■ Problem requirements:
Restate the entire listing word for word.

■ Data rows:
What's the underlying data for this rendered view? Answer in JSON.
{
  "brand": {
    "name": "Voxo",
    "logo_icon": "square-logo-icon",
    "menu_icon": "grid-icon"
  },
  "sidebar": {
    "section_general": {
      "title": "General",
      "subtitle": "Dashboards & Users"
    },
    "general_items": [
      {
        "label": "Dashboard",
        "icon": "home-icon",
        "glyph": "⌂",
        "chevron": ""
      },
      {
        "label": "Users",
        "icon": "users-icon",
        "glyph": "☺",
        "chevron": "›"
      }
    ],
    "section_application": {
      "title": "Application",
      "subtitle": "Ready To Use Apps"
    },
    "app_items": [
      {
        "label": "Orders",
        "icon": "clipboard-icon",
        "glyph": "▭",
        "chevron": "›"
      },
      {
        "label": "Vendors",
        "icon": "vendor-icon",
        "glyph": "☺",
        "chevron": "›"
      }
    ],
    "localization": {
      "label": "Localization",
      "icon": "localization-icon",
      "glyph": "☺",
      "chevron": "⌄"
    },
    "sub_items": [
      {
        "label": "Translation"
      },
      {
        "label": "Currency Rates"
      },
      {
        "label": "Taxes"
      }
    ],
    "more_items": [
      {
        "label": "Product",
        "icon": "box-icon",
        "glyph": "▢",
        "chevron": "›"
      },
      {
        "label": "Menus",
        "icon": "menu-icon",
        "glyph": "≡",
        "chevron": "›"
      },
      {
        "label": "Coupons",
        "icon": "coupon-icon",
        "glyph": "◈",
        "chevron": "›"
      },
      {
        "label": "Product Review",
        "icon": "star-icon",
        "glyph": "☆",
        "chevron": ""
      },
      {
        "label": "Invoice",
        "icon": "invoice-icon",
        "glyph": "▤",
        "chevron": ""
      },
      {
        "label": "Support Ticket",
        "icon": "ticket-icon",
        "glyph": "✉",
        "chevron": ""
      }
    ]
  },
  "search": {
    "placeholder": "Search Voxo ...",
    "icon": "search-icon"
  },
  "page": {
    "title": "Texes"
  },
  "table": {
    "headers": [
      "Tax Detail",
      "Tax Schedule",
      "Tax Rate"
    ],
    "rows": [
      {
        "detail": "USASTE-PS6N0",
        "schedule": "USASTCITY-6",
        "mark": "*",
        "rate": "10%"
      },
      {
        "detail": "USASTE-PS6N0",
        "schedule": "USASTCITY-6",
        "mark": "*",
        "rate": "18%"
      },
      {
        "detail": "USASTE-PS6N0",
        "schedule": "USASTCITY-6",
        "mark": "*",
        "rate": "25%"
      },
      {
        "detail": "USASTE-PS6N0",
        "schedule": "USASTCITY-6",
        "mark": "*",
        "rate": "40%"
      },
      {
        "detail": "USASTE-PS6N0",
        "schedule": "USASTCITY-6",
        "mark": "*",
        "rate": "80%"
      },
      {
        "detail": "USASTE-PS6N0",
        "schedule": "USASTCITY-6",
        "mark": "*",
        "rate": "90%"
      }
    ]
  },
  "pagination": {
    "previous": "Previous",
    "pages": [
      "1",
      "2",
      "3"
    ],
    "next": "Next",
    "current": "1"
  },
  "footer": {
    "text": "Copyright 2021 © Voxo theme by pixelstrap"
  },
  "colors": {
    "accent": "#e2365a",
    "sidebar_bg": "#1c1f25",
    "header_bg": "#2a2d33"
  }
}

■ Task answer:
What's the underlying data for this rendered view? Answer in JSON.
{
  "brand": {
    "name": "Voxo",
    "logo_icon": "square-logo-icon",
    "menu_icon": "grid-icon"
  },
  "sidebar": {
    "section_general": {
      "title": "General",
      "subtitle": "Dashboards & Users"
    },
    "general_items": [
      {
        "label": "Dashboard",
        "icon": "home-icon",
        "glyph": "⌂",
        "chevron": ""
      },
      {
        "label": "Users",
        "icon": "users-icon",
        "glyph": "☺",
        "chevron": "›"
      }
    ],
    "section_application": {
      "title": "Application",
      "subtitle": "Ready To Use Apps"
    },
    "app_items": [
      {
        "label": "Orders",
        "icon": "clipboard-icon",
        "glyph": "▭",
        "chevron": "›"
      },
      {
        "label": "Vendors",
        "icon": "vendor-icon",
        "glyph": "☺",
        "chevron": "›"
      }
    ],
    "localization": {
      "label": "Localization",
      "icon": "localization-icon",
      "glyph": "☺",
      "chevron": "⌄"
    },
    "sub_items": [
      {
        "label": "Translation"
      },
      {
        "label": "Currency Rates"
      },
      {
        "label": "Taxes"
      }
    ],
    "more_items": [
      {
        "label": "Product",
        "icon": "box-icon",
        "glyph": "▢",
        "chevron": "›"
      },
      {
        "label": "Menus",
        "icon": "menu-icon",
        "glyph": "≡",
        "chevron": "›"
      },
      {
        "label": "Coupons",
        "icon": "coupon-icon",
        "glyph": "◈",
        "chevron": "›"
      },
      {
        "label": "Product Review",
        "icon": "star-icon",
        "glyph": "☆",
        "chevron": ""
      },
      {
        "label": "Invoice",
        "icon": "invoice-icon",
        "glyph": "▤",
        "chevron": ""
      },
      {
        "label": "Support Ticket",
        "icon": "ticket-icon",
        "glyph": "✉",
        "chevron": ""
      }
    ]
  },
  "search": {
    "placeholder": "Search Voxo ...",
    "icon": "search-icon"
  },
  "page": {
    "title": "Texes"
  },
  "table": {
    "headers": [
      "Tax Detail",
      "Tax Schedule",
      "Tax Rate"
    ],
    "rows": [
      {
        "detail": "USASTE-PS6N0",
        "schedule": "USASTCITY-6",
        "mark": "*",
        "rate": "10%"
      },
      {
        "detail": "USASTE-PS6N0",
        "schedule": "USASTCITY-6",
        "mark": "*",
        "rate": "18%"
      },
      {
        "detail": "USASTE-PS6N0",
        "schedule": "USASTCITY-6",
        "mark": "*",
        "rate": "25%"
      },
      {
        "detail": "USASTE-PS6N0",
        "schedule": "USASTCITY-6",
        "mark": "*",
        "rate": "40%"
      },
      {
        "detail": "USASTE-PS6N0",
        "schedule": "USASTCITY-6",
        "mark": "*",
        "rate": "80%"
      },
      {
        "detail": "USASTE-PS6N0",
        "schedule": "USASTCITY-6",
        "mark": "*",
        "rate": "90%"
      }
    ]
  },
  "pagination": {
    "previous": "Previous",
    "pages": [
      "1",
      "2",
      "3"
    ],
    "next": "Next",
    "current": "1"
  },
  "footer": {
    "text": "Copyright 2021 © Voxo theme by pixelstrap"
  },
  "colors": {
    "accent": "#e2365a",
    "sidebar_bg": "#1c1f25",
    "header_bg": "#2a2d33"
  }
}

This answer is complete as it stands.